── TASK MATERIAL
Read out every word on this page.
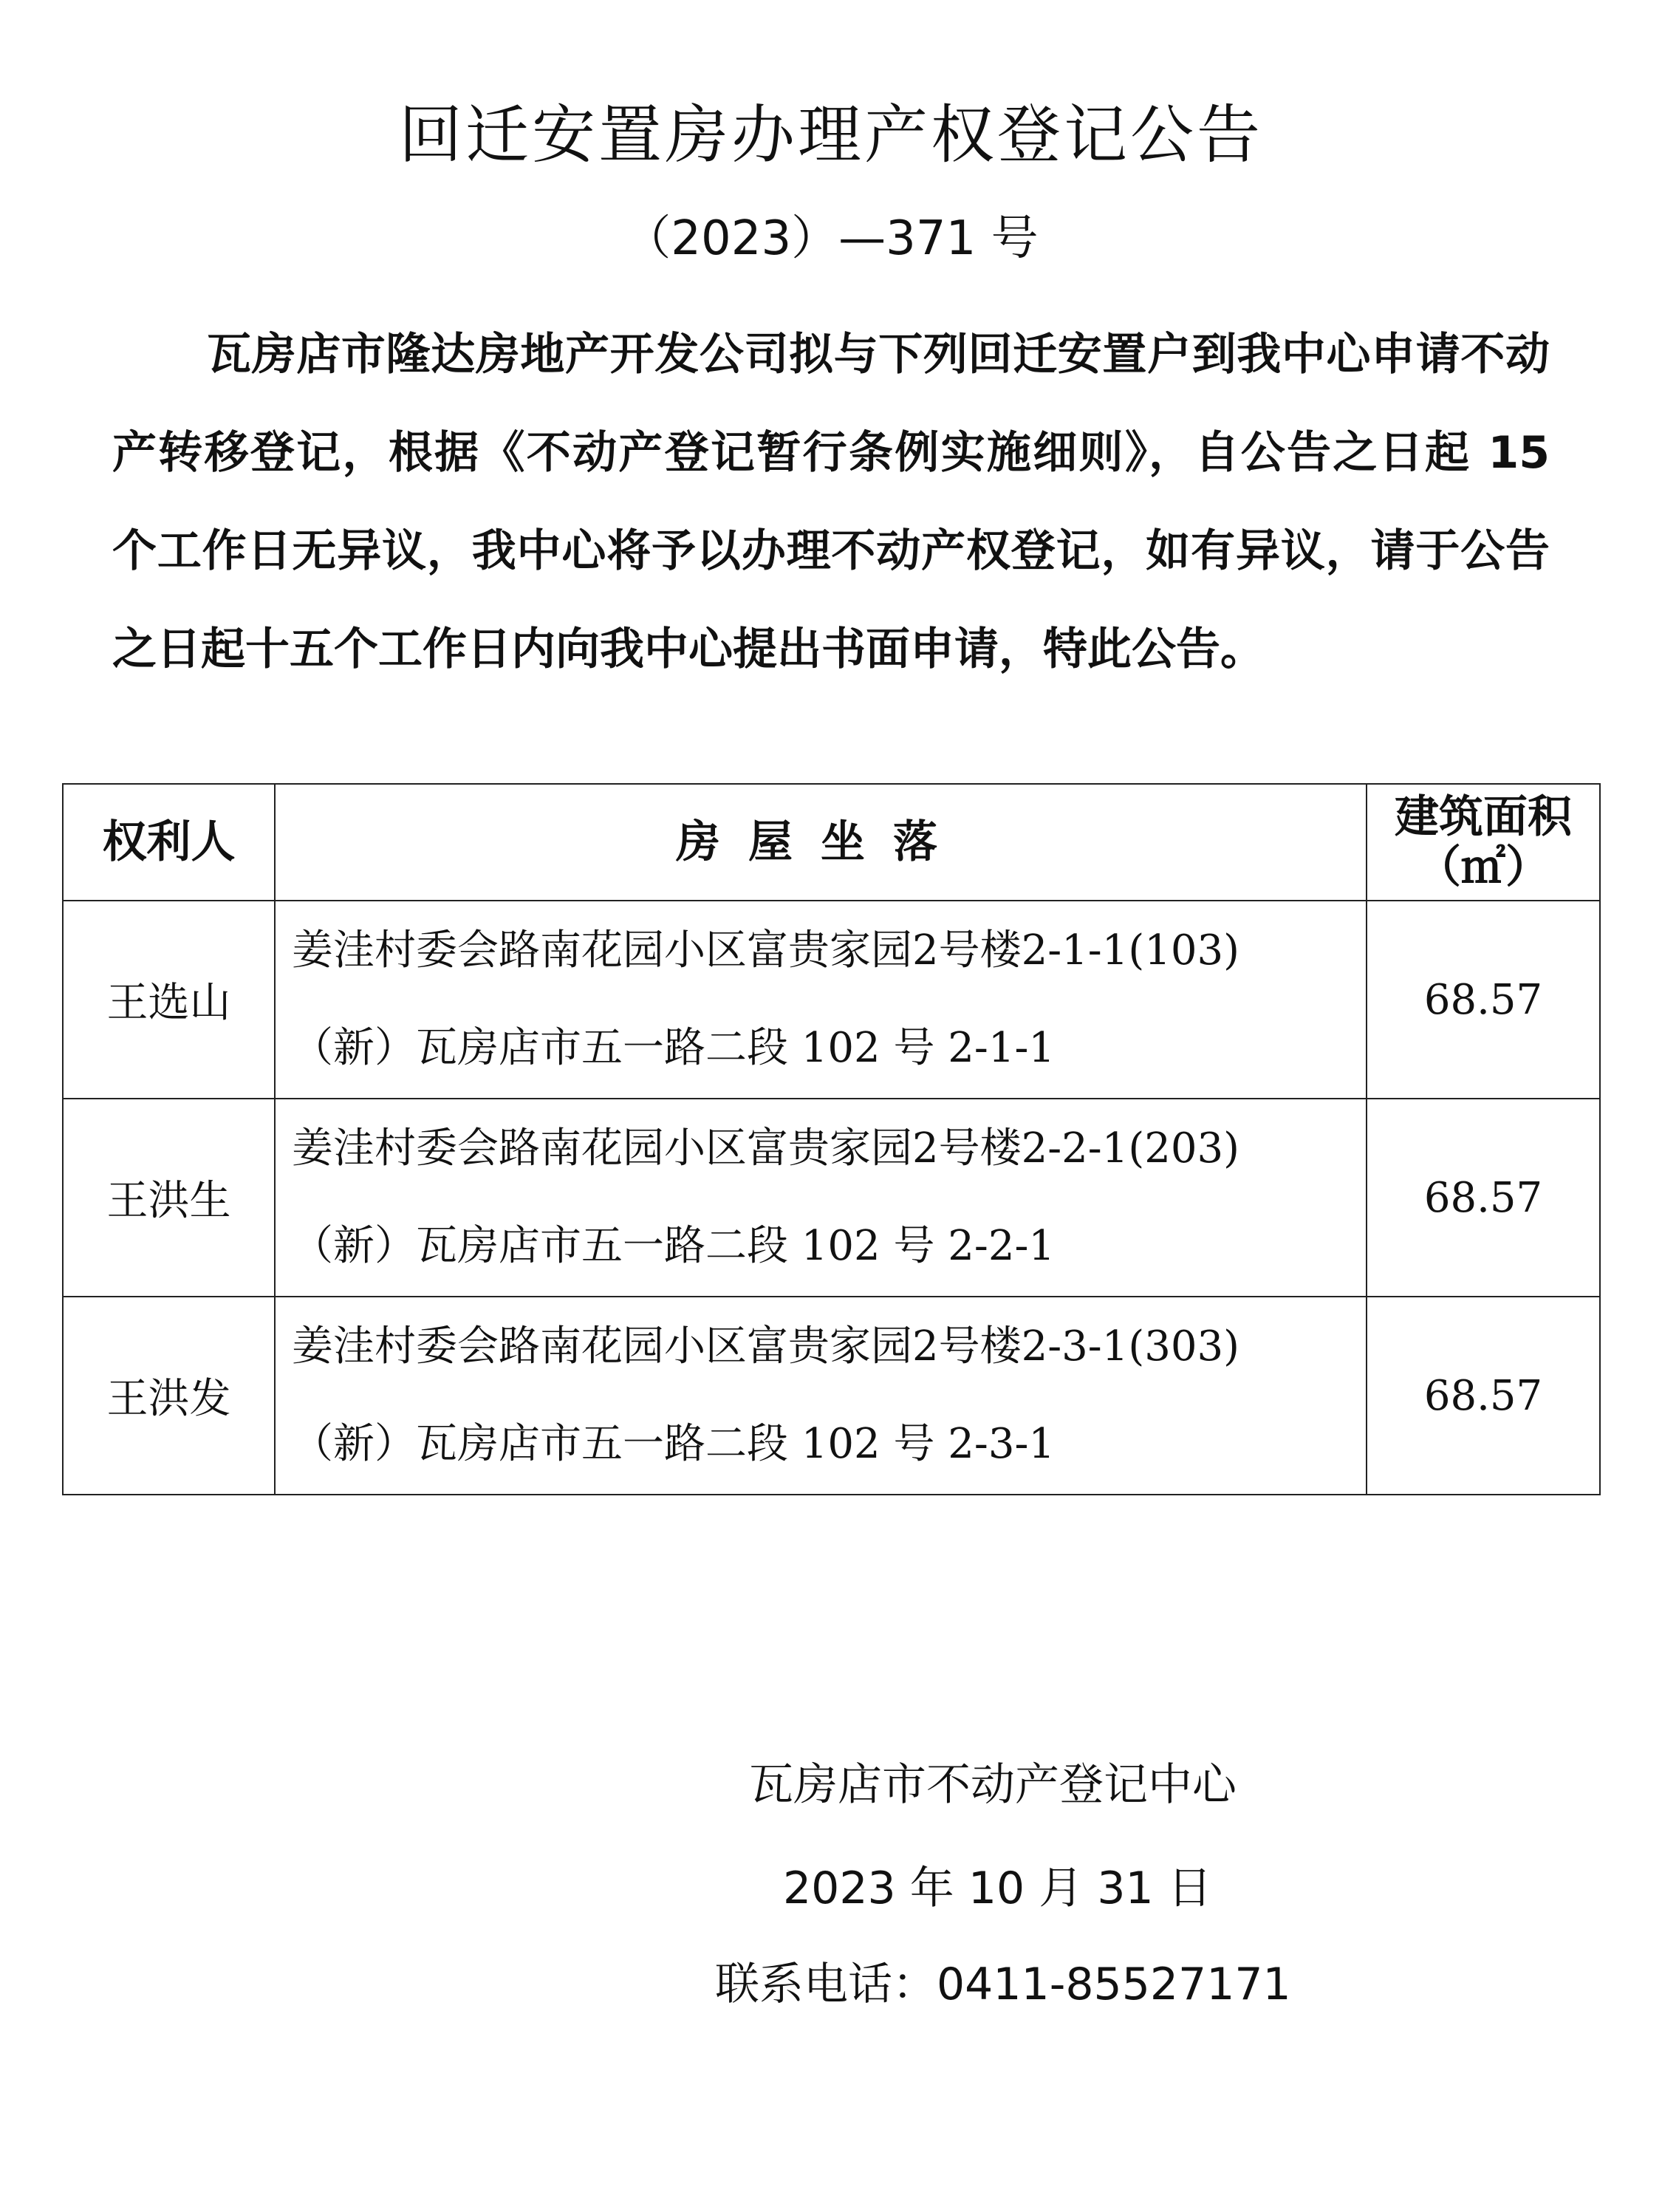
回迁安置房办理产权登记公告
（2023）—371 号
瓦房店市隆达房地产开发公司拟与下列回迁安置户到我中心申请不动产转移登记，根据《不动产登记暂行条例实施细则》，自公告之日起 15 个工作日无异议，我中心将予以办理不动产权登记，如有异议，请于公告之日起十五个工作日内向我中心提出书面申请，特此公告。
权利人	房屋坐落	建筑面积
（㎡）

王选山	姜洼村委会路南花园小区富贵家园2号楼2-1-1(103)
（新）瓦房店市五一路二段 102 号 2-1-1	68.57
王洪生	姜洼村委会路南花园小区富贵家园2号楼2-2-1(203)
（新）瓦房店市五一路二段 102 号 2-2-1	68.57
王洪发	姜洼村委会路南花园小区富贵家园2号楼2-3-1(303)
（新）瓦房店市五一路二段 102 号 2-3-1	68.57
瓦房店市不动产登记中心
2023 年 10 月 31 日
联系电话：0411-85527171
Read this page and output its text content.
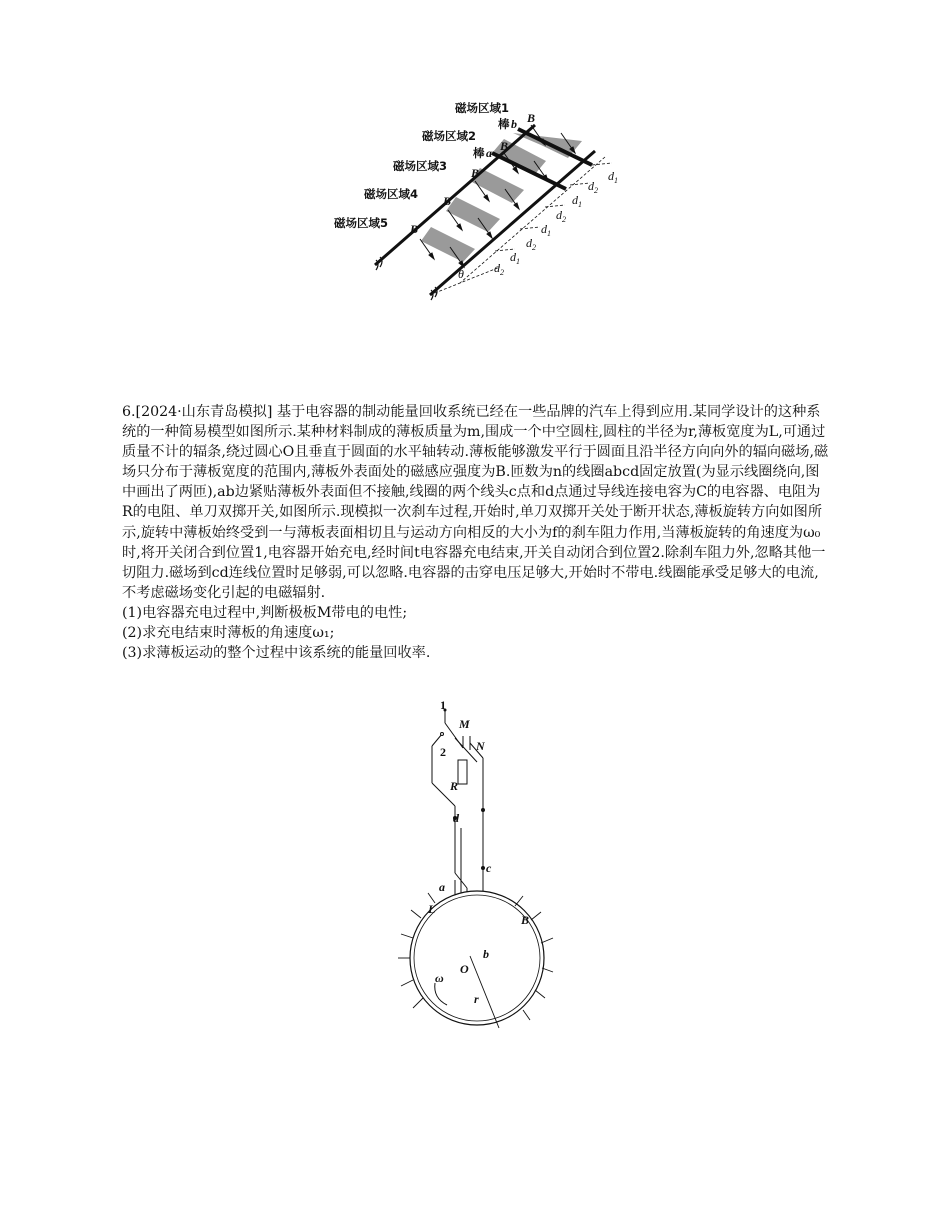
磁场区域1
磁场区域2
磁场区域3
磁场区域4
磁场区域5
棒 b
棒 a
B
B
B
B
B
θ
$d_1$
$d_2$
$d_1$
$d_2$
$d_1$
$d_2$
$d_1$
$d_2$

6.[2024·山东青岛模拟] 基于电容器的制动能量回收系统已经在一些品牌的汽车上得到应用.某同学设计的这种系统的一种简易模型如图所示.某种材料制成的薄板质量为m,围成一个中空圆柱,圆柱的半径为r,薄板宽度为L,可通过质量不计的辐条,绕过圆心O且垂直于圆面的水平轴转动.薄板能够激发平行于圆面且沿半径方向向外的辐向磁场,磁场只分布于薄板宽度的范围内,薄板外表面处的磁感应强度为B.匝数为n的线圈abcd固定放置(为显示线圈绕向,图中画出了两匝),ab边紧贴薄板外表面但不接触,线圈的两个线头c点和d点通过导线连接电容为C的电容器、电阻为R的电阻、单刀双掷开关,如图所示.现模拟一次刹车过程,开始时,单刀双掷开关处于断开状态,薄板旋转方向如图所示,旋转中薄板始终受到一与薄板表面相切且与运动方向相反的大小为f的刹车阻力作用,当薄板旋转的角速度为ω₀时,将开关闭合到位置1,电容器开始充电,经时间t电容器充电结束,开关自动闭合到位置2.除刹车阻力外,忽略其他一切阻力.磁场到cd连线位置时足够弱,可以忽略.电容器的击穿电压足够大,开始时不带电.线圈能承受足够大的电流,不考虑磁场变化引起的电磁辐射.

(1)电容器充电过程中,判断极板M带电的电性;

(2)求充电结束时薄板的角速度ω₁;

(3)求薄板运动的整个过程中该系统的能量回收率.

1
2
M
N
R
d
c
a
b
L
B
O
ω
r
────
:: WHAT YOU NEED TO DO ::
Examine the records and pull out every line where the string "this" occurs.

:: EXPECTED ANSWER ::
Read out every word on this page.
Read this page and output its text content.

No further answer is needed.